── The input

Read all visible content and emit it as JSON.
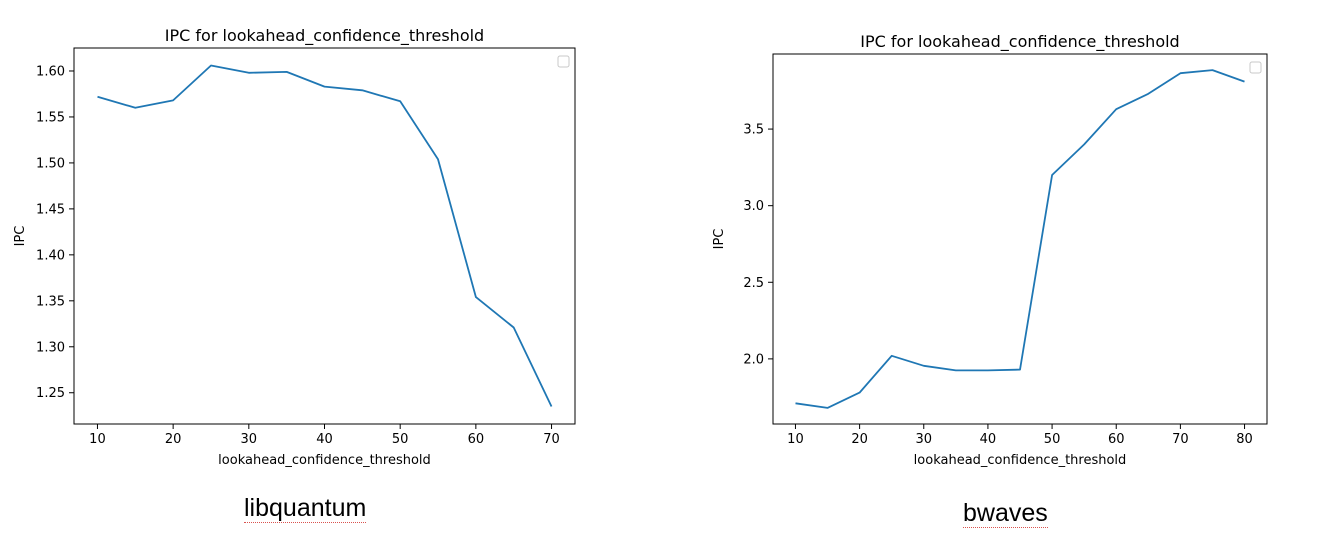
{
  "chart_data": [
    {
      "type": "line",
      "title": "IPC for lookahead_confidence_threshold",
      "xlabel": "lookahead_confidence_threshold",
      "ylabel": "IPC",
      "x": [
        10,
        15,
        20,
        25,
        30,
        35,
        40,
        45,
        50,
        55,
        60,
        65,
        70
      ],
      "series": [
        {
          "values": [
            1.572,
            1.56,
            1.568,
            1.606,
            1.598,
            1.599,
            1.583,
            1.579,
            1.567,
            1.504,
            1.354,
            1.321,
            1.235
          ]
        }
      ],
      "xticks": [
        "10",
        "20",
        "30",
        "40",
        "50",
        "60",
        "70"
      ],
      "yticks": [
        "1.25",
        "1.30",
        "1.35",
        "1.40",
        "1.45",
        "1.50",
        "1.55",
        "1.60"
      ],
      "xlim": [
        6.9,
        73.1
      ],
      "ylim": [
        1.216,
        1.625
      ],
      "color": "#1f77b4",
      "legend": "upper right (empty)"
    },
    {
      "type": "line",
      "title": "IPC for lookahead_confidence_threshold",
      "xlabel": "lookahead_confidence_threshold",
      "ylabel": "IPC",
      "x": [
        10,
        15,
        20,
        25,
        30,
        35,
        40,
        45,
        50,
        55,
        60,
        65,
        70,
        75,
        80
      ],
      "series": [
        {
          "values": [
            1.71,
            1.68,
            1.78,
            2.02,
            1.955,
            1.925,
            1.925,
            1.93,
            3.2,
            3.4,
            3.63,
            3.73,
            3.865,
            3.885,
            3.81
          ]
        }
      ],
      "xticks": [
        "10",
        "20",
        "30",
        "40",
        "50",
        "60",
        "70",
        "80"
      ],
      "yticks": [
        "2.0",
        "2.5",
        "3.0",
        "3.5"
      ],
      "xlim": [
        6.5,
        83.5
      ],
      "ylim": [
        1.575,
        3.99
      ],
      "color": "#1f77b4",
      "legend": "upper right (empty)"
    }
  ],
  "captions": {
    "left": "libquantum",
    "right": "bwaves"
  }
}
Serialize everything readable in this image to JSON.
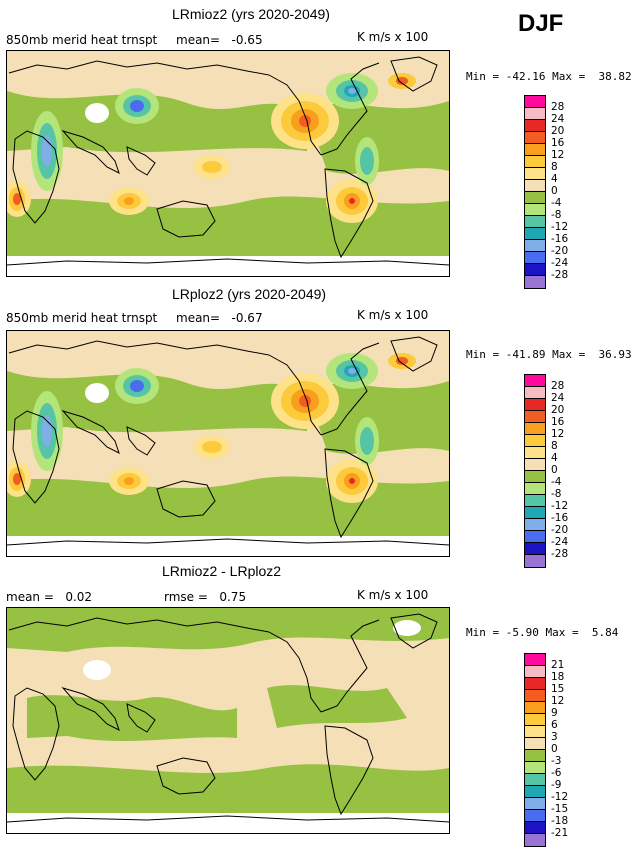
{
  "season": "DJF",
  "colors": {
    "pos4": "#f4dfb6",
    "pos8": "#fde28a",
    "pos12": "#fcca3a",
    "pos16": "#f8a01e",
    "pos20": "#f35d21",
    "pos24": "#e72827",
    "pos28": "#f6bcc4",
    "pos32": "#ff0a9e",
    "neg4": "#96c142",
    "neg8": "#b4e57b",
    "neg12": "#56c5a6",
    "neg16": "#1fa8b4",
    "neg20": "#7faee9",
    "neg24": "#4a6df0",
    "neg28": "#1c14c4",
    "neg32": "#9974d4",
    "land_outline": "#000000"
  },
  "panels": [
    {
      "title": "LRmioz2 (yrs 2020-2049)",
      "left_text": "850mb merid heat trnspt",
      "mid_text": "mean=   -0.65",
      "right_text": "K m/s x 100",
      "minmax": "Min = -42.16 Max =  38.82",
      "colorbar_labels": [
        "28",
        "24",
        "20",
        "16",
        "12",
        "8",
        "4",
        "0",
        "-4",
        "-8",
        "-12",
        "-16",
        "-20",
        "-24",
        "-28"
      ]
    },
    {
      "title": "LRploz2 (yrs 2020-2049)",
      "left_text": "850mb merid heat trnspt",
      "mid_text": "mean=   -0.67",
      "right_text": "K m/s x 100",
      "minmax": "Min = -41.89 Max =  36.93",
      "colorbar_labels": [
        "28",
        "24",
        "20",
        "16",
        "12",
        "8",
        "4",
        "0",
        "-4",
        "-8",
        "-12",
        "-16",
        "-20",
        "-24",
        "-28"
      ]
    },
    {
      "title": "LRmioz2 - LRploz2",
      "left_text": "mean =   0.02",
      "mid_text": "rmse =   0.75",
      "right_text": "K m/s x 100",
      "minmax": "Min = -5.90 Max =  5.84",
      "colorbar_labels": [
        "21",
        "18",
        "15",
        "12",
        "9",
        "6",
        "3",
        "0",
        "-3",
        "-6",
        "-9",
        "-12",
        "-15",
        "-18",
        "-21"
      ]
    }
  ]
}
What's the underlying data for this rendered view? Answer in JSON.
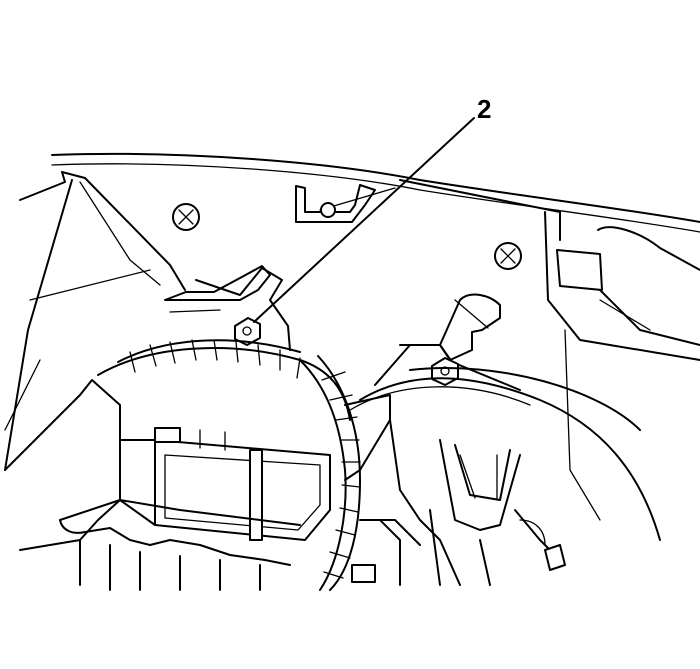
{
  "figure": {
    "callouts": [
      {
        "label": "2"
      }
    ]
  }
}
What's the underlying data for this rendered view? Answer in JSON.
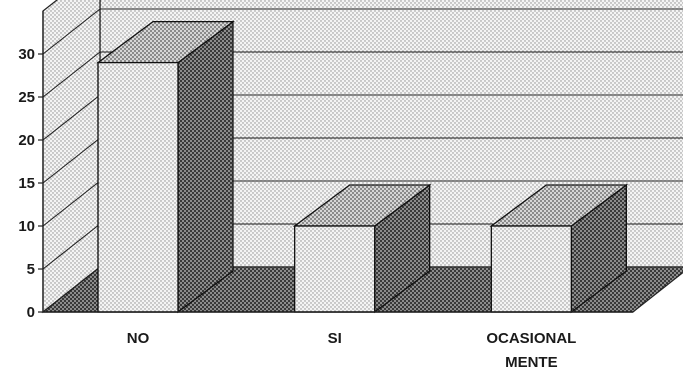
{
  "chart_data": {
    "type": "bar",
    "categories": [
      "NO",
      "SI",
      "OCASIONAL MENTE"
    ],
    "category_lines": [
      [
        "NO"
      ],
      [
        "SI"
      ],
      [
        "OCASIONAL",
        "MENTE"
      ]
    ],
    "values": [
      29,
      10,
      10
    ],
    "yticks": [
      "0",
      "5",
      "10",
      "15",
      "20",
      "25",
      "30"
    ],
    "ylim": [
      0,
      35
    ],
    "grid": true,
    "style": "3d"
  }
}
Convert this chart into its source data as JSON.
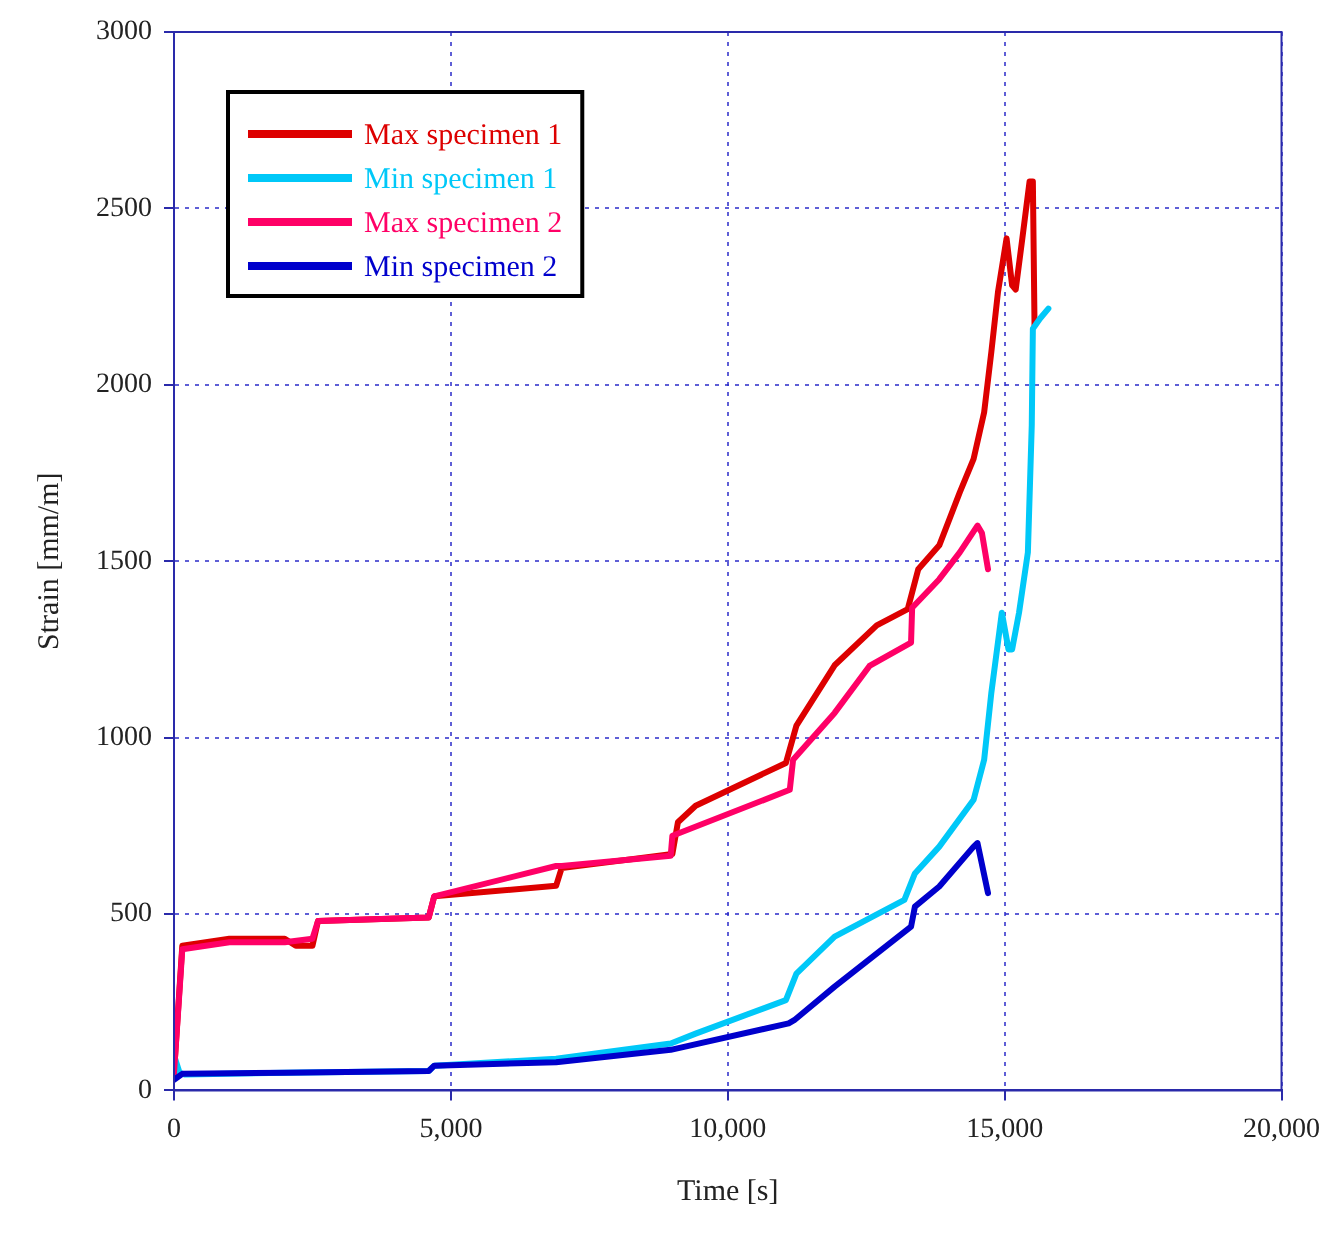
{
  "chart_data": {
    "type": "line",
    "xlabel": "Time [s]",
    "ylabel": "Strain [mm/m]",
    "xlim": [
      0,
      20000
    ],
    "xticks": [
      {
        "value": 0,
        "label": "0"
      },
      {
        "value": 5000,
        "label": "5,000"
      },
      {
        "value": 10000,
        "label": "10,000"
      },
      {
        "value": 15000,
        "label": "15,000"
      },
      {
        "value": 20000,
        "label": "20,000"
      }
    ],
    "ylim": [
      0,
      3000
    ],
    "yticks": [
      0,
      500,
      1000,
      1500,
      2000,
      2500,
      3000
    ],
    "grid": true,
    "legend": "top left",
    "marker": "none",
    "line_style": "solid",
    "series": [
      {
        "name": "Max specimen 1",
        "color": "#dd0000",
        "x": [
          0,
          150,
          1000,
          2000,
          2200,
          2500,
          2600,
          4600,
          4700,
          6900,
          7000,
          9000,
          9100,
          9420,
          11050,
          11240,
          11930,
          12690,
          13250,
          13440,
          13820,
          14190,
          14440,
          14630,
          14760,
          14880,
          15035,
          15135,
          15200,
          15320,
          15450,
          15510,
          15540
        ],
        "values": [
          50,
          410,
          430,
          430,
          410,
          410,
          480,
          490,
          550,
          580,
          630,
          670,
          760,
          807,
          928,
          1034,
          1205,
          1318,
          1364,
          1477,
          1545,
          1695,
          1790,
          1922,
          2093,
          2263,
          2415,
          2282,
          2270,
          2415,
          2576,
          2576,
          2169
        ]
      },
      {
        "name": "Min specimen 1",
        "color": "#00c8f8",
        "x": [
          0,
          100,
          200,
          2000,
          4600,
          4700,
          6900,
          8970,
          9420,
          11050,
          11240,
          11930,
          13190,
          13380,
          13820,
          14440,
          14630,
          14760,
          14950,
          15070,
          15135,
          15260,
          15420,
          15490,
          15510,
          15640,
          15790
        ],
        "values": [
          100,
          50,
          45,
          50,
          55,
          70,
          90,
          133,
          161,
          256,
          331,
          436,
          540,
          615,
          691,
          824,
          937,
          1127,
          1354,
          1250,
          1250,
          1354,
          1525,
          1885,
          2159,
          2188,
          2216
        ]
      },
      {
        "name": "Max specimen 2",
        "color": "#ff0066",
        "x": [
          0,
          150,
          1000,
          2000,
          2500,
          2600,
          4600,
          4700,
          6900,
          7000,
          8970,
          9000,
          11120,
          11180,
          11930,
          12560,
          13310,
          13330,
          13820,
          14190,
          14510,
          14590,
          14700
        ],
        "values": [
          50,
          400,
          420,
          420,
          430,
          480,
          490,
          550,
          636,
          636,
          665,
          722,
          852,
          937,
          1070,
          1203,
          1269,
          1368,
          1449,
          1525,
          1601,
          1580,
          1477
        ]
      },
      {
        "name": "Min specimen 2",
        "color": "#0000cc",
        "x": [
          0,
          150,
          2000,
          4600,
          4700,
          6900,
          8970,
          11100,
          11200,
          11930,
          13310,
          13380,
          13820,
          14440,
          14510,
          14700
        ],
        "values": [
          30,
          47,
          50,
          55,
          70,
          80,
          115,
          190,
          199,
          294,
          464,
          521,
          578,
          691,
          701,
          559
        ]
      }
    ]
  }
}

────

In the listing above, how many lines hold the word "this"? Give the number and nothing more.

*Exercise response:*
4